REQUIREMENT
Output the data below in full, character for character.

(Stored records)
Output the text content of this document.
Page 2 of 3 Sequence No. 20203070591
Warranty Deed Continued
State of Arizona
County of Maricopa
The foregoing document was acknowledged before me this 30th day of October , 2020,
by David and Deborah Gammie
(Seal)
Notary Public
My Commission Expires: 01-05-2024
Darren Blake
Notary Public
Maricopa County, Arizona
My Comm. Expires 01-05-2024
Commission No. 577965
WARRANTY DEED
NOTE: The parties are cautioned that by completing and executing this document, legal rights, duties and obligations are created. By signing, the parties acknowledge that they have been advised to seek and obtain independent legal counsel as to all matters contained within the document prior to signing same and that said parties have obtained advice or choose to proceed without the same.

TASK RESULT
Output the text content of this document.
Page 2 of 3 Sequence No. 20203070591
Warranty Deed Continued
State of Arizona
County of Maricopa
The foregoing document was acknowledged before me this 30th day of October , 2020,
by David and Deborah Gammie
(Seal)
Notary Public
My Commission Expires: 01-05-2024
Darren Blake
Notary Public
Maricopa County, Arizona
My Comm. Expires 01-05-2024
Commission No. 577965
WARRANTY DEED
NOTE: The parties are cautioned that by completing and executing this document, legal rights, duties and obligations are created. By signing, the parties acknowledge that they have been advised to seek and obtain independent legal counsel as to all matters contained within the document prior to signing same and that said parties have obtained advice or choose to proceed without the same.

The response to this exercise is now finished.